What you should do:
Extract each line of the data and write it out again exactly.

— start of Source records —

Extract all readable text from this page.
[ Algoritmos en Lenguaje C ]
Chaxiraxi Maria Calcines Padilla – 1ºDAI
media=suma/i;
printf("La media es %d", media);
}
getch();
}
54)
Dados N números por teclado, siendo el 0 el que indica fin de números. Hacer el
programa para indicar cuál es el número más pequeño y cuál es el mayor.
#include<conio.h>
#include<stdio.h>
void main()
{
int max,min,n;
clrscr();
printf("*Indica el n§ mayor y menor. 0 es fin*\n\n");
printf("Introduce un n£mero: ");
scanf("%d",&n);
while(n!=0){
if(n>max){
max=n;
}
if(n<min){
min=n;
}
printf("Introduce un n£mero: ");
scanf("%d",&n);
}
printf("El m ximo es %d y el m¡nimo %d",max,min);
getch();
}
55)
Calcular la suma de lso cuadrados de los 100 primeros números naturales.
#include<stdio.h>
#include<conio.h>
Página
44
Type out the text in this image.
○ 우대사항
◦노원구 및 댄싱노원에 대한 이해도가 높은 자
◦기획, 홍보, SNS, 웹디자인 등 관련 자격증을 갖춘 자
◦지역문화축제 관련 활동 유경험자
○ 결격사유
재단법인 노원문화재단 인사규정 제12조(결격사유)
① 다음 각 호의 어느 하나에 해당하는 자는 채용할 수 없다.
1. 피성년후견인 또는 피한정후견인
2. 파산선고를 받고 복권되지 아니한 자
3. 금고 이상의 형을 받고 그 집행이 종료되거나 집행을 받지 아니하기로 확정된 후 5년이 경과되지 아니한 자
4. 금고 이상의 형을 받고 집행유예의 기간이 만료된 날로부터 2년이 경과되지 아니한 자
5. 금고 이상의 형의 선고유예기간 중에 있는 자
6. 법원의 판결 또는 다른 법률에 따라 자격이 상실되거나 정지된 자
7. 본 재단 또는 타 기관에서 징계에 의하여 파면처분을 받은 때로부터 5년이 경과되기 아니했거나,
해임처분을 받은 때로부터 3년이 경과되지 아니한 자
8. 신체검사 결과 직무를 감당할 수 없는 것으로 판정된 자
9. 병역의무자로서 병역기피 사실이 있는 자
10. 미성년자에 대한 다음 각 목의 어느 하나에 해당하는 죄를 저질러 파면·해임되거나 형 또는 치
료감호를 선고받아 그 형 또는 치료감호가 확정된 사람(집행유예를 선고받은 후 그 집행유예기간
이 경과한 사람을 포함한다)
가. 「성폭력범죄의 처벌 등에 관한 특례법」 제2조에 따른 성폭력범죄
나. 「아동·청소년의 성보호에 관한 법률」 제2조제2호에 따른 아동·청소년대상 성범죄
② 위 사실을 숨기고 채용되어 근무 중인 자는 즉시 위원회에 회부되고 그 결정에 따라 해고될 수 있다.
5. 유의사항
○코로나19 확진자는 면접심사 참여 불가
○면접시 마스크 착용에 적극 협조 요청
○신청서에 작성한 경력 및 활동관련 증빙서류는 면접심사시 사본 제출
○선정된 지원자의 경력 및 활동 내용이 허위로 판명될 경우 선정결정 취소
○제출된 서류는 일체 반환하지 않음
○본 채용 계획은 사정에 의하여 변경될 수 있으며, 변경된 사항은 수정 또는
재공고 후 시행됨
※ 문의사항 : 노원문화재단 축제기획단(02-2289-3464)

— end of Source records —

Problem solution:
Extract all readable text from this page.
[ Algoritmos en Lenguaje C ]
Chaxiraxi Maria Calcines Padilla – 1ºDAI
media=suma/i;
printf("La media es %d", media);
}
getch();
}
54)
Dados N números por teclado, siendo el 0 el que indica fin de números. Hacer el
programa para indicar cuál es el número más pequeño y cuál es el mayor.
#include<conio.h>
#include<stdio.h>
void main()
{
int max,min,n;
clrscr();
printf("*Indica el n§ mayor y menor. 0 es fin*\n\n");
printf("Introduce un n£mero: ");
scanf("%d",&n);
while(n!=0){
if(n>max){
max=n;
}
if(n<min){
min=n;
}
printf("Introduce un n£mero: ");
scanf("%d",&n);
}
printf("El m ximo es %d y el m¡nimo %d",max,min);
getch();
}
55)
Calcular la suma de lso cuadrados de los 100 primeros números naturales.
#include<stdio.h>
#include<conio.h>
Página
44
Type out the text in this image.
○ 우대사항
◦노원구 및 댄싱노원에 대한 이해도가 높은 자
◦기획, 홍보, SNS, 웹디자인 등 관련 자격증을 갖춘 자
◦지역문화축제 관련 활동 유경험자
○ 결격사유
재단법인 노원문화재단 인사규정 제12조(결격사유)
① 다음 각 호의 어느 하나에 해당하는 자는 채용할 수 없다.
1. 피성년후견인 또는 피한정후견인
2. 파산선고를 받고 복권되지 아니한 자
3. 금고 이상의 형을 받고 그 집행이 종료되거나 집행을 받지 아니하기로 확정된 후 5년이 경과되지 아니한 자
4. 금고 이상의 형을 받고 집행유예의 기간이 만료된 날로부터 2년이 경과되지 아니한 자
5. 금고 이상의 형의 선고유예기간 중에 있는 자
6. 법원의 판결 또는 다른 법률에 따라 자격이 상실되거나 정지된 자
7. 본 재단 또는 타 기관에서 징계에 의하여 파면처분을 받은 때로부터 5년이 경과되기 아니했거나,
해임처분을 받은 때로부터 3년이 경과되지 아니한 자
8. 신체검사 결과 직무를 감당할 수 없는 것으로 판정된 자
9. 병역의무자로서 병역기피 사실이 있는 자
10. 미성년자에 대한 다음 각 목의 어느 하나에 해당하는 죄를 저질러 파면·해임되거나 형 또는 치
료감호를 선고받아 그 형 또는 치료감호가 확정된 사람(집행유예를 선고받은 후 그 집행유예기간
이 경과한 사람을 포함한다)
가. 「성폭력범죄의 처벌 등에 관한 특례법」 제2조에 따른 성폭력범죄
나. 「아동·청소년의 성보호에 관한 법률」 제2조제2호에 따른 아동·청소년대상 성범죄
② 위 사실을 숨기고 채용되어 근무 중인 자는 즉시 위원회에 회부되고 그 결정에 따라 해고될 수 있다.
5. 유의사항
○코로나19 확진자는 면접심사 참여 불가
○면접시 마스크 착용에 적극 협조 요청
○신청서에 작성한 경력 및 활동관련 증빙서류는 면접심사시 사본 제출
○선정된 지원자의 경력 및 활동 내용이 허위로 판명될 경우 선정결정 취소
○제출된 서류는 일체 반환하지 않음
○본 채용 계획은 사정에 의하여 변경될 수 있으며, 변경된 사항은 수정 또는
재공고 후 시행됨
※ 문의사항 : 노원문화재단 축제기획단(02-2289-3464)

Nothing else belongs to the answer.